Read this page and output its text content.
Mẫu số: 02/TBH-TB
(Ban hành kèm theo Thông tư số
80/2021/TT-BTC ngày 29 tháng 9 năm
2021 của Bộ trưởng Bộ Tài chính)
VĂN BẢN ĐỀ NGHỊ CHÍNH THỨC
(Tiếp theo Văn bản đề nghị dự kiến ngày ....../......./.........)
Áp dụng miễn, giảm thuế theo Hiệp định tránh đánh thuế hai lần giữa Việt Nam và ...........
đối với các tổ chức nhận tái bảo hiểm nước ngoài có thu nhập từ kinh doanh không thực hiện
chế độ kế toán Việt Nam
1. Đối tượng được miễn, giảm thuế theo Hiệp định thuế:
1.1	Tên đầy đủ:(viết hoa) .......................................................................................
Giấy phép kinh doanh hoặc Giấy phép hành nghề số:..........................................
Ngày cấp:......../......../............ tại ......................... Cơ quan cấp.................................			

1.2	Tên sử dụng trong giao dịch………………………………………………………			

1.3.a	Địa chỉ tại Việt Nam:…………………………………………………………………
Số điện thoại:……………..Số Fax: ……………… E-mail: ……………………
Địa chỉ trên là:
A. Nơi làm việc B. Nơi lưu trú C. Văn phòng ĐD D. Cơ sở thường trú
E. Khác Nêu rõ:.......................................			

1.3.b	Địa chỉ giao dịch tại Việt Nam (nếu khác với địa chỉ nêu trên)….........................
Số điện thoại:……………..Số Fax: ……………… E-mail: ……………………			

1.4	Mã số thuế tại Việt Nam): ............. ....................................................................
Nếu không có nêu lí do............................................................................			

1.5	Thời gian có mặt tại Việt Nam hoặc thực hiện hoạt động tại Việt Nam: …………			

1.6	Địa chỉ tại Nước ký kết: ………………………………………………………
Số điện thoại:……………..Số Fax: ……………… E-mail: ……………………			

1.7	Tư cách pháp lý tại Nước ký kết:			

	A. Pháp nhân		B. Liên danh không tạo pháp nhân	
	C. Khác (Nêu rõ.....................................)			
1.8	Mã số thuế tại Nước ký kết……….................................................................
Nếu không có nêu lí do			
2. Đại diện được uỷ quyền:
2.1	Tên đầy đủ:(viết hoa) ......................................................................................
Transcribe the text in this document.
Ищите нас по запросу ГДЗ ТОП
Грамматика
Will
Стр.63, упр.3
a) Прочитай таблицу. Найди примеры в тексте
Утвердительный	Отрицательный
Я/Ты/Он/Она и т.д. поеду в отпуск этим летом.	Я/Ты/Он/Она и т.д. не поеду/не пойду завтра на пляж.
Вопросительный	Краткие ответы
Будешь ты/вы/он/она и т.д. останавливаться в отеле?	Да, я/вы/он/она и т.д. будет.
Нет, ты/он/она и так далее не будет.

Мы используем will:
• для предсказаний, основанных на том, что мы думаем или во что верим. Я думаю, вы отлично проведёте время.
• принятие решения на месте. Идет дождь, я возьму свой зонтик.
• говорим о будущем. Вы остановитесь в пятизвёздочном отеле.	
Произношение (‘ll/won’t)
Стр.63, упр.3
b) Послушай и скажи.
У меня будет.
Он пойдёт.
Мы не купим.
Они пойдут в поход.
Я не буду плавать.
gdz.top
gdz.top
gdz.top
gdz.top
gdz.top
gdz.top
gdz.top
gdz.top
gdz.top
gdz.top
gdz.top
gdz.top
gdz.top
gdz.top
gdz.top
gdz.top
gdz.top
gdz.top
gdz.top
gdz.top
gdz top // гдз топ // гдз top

□ □ □ □

### What the task asks
Copy each line that contains the word "miễn".

### Exercise solution
Áp dụng miễn, giảm thuế theo Hiệp định tránh đánh thuế hai lần giữa Việt Nam và ...........
1. Đối tượng được miễn, giảm thuế theo Hiệp định thuế:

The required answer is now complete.